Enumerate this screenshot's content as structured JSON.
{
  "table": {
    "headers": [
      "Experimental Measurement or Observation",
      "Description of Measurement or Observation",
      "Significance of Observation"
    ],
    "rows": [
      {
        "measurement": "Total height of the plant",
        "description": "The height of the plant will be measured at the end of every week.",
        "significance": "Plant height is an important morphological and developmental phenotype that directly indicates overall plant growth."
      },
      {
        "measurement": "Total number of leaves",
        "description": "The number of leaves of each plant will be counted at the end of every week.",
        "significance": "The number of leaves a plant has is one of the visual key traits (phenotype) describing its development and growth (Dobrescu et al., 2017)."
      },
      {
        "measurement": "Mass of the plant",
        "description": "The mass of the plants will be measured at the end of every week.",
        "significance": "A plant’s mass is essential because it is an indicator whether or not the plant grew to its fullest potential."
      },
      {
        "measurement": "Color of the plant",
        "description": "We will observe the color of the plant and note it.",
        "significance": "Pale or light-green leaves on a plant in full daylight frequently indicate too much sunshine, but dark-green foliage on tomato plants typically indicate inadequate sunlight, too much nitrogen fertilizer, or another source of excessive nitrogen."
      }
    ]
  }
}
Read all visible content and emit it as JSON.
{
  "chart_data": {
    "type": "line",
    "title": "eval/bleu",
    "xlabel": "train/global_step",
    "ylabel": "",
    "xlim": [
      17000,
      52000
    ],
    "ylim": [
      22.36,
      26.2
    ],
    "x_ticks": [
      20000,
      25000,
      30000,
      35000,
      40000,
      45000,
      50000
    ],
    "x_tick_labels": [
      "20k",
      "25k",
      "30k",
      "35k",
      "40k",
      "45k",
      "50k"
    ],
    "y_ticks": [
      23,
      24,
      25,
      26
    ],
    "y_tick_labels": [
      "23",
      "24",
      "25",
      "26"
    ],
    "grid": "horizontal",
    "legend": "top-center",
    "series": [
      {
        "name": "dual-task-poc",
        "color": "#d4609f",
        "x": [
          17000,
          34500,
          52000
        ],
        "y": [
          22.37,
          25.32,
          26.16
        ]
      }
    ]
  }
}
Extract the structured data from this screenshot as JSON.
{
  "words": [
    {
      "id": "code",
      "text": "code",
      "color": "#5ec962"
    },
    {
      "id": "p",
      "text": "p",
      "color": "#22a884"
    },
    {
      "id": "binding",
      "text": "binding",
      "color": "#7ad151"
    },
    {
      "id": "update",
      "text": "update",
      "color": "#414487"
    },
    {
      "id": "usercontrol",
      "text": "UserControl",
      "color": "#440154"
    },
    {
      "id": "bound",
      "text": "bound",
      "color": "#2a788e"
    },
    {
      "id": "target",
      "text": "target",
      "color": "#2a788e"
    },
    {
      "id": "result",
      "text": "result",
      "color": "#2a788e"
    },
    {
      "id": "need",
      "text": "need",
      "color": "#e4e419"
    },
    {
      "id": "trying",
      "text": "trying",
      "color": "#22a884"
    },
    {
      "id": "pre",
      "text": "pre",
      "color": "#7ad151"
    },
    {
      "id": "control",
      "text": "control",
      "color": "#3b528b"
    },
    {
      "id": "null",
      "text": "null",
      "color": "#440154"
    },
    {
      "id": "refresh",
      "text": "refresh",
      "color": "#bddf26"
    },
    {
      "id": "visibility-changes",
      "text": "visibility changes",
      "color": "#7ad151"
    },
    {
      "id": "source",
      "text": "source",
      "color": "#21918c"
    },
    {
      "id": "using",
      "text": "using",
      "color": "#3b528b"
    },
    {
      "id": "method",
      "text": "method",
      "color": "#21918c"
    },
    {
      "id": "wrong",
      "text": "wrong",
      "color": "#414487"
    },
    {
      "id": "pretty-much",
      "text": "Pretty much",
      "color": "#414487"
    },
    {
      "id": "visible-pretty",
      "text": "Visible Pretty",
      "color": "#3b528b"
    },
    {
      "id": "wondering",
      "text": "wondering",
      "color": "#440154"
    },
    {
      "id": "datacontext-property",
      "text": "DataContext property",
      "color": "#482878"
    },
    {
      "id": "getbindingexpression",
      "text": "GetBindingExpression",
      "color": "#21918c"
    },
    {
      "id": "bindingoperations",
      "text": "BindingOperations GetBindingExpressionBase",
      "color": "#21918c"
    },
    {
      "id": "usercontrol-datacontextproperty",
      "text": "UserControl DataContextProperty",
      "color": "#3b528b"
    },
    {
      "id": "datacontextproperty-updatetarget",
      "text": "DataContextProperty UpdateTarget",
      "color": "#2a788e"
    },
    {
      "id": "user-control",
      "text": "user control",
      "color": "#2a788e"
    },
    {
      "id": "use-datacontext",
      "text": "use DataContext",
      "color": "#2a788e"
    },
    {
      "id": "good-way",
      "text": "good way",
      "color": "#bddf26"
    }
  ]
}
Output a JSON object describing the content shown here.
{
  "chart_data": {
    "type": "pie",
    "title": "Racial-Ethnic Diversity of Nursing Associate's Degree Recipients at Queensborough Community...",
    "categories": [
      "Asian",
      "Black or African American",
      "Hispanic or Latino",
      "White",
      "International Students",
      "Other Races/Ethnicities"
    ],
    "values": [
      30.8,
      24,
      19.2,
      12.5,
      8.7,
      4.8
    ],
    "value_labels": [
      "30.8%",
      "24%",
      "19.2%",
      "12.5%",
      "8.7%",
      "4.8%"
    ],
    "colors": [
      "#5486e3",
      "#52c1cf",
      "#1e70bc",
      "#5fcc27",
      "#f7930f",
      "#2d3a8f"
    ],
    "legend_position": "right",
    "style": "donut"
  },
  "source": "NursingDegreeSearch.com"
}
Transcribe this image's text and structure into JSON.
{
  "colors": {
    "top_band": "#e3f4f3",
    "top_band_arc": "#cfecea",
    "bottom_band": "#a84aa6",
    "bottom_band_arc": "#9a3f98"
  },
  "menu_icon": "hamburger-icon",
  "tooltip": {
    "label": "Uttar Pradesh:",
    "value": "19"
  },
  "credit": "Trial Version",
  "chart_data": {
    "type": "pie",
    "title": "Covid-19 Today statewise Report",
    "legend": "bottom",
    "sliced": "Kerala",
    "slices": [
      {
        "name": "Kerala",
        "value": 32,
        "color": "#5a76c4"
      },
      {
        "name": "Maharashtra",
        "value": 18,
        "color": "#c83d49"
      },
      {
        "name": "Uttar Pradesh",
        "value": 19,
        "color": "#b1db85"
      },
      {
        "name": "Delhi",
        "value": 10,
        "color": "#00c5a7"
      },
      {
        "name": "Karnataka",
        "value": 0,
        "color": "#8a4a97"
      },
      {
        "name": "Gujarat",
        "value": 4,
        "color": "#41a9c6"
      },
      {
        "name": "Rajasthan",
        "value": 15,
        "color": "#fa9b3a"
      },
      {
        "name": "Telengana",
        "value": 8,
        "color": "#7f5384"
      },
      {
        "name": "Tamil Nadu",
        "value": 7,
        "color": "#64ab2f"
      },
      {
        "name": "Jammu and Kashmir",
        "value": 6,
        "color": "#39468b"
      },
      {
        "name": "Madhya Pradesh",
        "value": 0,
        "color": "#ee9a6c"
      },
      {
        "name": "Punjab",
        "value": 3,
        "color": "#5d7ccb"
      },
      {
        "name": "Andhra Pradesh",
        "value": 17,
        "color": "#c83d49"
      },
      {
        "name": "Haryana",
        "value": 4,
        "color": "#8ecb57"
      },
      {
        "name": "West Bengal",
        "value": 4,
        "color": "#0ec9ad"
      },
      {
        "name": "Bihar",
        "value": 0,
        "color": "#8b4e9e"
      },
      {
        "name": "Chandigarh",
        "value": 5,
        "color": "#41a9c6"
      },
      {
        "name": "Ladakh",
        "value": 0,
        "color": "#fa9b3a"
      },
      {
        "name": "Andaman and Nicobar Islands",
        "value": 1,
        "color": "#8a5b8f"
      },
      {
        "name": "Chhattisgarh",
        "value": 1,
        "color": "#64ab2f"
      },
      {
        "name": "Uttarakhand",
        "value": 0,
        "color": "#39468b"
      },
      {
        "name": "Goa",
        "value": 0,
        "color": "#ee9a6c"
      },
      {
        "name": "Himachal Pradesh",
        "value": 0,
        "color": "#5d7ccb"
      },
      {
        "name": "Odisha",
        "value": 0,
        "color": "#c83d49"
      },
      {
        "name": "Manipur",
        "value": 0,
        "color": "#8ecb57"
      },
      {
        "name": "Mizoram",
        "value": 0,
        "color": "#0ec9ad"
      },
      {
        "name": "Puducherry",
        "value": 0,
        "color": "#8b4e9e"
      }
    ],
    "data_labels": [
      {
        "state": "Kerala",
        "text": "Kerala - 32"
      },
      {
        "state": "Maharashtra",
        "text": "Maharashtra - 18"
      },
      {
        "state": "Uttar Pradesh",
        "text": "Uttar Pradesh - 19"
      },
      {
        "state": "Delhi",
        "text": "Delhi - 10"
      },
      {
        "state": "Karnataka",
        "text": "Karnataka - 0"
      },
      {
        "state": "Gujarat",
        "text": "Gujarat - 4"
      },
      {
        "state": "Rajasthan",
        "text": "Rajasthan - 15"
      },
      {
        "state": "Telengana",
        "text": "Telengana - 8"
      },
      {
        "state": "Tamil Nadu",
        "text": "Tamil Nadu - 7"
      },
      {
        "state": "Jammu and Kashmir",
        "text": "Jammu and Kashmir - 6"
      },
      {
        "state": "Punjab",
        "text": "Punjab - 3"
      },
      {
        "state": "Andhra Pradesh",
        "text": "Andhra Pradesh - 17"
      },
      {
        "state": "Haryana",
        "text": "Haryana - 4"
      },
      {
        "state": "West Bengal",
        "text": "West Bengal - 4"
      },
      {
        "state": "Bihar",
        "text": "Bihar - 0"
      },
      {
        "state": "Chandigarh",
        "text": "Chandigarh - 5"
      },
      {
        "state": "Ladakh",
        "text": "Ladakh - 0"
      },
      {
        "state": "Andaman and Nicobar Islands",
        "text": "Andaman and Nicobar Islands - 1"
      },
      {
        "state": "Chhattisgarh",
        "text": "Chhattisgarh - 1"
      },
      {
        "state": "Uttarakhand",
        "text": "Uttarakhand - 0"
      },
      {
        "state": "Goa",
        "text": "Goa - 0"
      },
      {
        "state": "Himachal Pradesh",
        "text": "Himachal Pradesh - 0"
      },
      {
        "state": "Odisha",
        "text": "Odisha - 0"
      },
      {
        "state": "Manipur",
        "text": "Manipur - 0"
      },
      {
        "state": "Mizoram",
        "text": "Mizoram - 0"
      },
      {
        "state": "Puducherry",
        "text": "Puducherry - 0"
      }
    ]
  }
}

EXERCISE BRIEF
Across the entries, how many lines contain "Ladakh"? Reply with the number only.

RESPONSE
3